→ Problem description: Pull each line holding the word "빈칸에는" from the data.

→ Dataset records:
※ ※ ※
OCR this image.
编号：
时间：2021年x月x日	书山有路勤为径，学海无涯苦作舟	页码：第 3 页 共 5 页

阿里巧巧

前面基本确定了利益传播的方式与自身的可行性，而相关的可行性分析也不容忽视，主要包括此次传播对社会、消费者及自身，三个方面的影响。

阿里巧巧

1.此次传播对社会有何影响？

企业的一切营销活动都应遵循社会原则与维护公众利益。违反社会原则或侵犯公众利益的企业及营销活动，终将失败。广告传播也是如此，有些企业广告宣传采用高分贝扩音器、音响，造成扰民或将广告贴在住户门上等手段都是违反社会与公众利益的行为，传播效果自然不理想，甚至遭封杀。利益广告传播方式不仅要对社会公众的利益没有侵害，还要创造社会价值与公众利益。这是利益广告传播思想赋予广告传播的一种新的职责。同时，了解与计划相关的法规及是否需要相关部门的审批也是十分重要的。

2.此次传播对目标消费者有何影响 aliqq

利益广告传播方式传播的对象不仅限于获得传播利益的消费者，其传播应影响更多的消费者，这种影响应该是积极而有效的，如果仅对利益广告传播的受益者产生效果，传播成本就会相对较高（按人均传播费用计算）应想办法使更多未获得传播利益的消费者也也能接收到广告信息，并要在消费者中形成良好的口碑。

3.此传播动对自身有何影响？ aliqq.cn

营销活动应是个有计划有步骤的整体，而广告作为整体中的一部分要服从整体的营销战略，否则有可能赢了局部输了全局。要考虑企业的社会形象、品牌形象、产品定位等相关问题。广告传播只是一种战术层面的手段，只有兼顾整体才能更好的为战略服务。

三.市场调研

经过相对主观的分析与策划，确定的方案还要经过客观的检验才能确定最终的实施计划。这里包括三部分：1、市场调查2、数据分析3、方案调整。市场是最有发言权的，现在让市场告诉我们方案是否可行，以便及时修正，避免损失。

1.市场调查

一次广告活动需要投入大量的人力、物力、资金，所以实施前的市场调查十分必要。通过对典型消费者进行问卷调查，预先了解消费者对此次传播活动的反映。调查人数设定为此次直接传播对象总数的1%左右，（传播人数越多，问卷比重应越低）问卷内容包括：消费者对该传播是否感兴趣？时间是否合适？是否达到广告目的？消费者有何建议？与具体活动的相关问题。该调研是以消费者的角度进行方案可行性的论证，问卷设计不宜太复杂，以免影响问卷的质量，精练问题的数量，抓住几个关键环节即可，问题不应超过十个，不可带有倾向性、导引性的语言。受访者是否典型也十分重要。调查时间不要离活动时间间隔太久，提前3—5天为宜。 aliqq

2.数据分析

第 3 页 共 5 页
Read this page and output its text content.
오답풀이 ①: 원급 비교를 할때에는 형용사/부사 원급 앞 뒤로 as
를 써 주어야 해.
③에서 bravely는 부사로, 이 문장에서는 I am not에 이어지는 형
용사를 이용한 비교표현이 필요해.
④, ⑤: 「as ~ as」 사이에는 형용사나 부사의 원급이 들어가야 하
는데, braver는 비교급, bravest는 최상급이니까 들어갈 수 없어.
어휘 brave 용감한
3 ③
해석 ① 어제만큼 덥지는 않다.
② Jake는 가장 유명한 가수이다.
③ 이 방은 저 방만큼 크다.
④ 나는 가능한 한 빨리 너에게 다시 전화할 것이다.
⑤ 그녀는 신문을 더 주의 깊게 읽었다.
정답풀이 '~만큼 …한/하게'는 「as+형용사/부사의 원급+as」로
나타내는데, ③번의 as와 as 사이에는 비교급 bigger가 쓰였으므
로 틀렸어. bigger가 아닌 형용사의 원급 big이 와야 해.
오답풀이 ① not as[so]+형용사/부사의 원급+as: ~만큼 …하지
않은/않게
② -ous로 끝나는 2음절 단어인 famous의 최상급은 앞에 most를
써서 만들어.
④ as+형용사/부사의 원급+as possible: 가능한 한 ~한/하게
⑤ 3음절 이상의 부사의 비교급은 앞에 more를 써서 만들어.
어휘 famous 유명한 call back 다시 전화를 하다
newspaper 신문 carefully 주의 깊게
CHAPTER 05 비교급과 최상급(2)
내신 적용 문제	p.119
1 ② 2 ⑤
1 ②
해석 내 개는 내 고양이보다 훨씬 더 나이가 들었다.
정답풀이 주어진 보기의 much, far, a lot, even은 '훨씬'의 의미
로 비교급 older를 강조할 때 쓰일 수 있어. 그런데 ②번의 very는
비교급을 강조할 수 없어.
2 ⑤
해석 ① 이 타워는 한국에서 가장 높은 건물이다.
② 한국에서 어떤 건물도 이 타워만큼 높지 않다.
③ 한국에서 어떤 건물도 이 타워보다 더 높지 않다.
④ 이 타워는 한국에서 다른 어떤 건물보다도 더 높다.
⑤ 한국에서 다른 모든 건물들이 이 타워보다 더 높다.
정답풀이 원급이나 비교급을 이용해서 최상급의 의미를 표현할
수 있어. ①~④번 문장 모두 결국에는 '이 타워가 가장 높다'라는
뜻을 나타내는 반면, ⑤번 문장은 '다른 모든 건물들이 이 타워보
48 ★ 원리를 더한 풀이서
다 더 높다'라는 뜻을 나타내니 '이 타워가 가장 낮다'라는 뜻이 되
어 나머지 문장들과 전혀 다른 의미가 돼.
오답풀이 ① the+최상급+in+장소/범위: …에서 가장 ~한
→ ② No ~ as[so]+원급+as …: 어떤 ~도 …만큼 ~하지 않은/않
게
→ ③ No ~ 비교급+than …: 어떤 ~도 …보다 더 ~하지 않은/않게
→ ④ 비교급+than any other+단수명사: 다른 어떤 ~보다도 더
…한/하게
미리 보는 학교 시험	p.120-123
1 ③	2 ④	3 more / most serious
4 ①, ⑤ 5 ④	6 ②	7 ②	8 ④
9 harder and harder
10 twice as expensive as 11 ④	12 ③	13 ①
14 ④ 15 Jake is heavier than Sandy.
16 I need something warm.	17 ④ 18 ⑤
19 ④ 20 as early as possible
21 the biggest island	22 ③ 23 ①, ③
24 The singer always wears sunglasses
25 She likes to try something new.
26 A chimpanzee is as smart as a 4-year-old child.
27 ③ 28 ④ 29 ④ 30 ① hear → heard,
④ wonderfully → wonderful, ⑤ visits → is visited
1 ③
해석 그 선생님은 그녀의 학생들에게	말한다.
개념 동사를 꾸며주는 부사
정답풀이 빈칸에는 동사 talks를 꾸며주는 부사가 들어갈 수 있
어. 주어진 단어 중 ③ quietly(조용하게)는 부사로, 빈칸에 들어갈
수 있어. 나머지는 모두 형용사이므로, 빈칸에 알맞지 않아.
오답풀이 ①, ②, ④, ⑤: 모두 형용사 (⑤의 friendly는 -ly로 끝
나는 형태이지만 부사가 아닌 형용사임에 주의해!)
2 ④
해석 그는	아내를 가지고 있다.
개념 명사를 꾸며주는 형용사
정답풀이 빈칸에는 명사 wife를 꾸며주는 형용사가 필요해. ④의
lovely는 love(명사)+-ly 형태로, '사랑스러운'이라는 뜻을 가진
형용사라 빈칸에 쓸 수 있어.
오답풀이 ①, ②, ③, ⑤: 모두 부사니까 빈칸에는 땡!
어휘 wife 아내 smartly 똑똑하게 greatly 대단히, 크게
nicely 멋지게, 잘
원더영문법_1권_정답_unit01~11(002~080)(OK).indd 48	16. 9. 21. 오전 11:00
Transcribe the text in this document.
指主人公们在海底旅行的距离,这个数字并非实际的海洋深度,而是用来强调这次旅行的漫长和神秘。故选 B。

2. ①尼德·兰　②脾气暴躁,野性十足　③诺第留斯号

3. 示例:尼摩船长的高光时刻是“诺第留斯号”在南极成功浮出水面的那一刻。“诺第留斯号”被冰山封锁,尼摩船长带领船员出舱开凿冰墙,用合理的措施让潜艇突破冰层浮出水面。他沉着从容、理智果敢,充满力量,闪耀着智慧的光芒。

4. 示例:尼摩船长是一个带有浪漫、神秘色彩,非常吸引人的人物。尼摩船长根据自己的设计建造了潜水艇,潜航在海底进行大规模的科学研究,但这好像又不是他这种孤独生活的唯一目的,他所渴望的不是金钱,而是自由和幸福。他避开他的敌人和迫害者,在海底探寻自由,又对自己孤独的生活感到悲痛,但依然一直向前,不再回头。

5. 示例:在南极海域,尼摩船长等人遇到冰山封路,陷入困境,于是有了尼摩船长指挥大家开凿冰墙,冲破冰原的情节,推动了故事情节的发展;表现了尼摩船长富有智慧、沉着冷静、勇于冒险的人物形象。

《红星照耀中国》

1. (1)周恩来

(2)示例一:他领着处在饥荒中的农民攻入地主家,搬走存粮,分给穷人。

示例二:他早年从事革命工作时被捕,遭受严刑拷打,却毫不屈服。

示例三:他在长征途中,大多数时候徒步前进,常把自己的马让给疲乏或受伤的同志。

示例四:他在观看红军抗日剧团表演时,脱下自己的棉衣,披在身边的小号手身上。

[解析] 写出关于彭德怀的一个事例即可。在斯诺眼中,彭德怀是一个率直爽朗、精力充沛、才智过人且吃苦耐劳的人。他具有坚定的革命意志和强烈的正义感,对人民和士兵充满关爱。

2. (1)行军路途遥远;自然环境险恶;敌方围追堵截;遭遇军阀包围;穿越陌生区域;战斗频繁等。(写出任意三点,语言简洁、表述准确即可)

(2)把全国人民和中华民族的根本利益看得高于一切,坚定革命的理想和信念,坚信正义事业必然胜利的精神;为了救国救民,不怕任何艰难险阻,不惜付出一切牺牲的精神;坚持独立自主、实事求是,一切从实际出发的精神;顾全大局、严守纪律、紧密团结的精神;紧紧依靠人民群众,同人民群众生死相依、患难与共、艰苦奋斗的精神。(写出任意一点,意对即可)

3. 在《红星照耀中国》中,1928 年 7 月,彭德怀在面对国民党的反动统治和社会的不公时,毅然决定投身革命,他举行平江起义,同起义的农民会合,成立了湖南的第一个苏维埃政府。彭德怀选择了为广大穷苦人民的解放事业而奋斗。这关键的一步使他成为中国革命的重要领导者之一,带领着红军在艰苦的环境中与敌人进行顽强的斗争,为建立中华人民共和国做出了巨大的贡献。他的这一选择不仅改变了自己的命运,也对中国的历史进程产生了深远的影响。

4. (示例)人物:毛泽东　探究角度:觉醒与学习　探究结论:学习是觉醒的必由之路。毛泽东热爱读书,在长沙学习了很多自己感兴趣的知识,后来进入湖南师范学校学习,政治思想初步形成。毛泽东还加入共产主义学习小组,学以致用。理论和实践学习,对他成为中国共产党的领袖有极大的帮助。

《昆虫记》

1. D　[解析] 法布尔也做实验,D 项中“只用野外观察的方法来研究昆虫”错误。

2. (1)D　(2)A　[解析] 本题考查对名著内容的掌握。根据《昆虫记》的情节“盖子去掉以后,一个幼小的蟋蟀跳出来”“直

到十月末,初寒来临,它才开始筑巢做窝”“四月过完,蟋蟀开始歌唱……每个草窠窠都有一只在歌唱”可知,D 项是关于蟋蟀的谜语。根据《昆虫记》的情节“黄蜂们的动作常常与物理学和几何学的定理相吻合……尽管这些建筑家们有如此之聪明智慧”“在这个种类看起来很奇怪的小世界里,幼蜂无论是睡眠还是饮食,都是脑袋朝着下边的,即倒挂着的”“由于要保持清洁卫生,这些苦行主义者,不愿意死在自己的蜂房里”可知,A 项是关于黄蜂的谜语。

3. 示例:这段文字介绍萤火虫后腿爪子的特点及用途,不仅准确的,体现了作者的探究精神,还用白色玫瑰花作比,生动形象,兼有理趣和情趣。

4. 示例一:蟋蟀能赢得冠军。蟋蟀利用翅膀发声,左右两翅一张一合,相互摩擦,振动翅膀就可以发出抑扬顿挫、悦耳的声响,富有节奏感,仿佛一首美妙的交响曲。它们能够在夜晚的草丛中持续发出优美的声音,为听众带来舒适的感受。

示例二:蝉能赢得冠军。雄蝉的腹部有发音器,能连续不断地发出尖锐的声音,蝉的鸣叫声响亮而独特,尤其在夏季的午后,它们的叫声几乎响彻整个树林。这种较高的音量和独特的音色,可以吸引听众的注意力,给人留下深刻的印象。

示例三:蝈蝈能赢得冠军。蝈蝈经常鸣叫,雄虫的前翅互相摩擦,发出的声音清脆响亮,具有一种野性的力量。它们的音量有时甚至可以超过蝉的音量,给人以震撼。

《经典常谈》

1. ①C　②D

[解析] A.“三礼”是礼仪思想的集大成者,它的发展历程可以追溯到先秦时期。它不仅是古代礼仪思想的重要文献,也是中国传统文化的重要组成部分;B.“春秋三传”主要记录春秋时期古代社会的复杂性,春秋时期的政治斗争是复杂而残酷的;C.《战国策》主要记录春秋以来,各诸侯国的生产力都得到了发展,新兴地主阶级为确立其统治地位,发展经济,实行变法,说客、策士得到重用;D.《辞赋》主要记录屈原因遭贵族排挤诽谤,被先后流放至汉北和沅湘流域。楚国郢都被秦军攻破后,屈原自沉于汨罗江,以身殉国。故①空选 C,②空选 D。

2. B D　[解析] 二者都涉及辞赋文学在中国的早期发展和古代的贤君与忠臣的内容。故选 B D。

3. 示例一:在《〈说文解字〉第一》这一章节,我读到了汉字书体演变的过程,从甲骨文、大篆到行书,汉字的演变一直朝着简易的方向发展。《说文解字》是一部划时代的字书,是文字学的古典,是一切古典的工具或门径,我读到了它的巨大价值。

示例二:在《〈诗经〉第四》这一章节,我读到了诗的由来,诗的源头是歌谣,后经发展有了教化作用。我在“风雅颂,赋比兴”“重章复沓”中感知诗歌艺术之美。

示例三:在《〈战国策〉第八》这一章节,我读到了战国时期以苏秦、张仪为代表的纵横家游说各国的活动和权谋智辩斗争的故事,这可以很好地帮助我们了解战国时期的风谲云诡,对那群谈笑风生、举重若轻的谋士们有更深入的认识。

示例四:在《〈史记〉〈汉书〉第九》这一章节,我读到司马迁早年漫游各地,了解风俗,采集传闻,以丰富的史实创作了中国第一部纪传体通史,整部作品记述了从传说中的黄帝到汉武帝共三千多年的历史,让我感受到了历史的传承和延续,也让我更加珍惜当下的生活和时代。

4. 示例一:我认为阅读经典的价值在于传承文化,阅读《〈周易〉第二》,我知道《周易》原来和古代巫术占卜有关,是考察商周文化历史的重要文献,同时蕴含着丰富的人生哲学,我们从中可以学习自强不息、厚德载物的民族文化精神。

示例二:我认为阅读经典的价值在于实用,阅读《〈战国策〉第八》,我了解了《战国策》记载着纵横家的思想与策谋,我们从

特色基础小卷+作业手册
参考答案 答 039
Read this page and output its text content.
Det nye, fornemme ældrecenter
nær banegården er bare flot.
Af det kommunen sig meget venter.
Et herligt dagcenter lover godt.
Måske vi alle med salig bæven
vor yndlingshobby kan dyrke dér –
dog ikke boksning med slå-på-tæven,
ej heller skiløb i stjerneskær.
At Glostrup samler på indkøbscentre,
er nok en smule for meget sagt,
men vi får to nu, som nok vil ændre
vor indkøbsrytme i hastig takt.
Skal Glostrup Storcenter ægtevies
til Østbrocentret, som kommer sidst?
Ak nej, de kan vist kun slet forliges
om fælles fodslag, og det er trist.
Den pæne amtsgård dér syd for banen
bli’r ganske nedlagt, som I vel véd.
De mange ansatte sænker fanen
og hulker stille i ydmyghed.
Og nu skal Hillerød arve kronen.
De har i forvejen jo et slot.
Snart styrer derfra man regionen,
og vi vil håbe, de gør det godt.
※ ※ ※
→ Answer in full:
정답풀이 빈칸에는 동사 talks를 꾸며주는 부사가 들어갈 수 있
정답풀이 빈칸에는 명사 wife를 꾸며주는 형용사가 필요해. ④의
오답풀이 ①, ②, ③, ⑤: 모두 부사니까 빈칸에는 땡!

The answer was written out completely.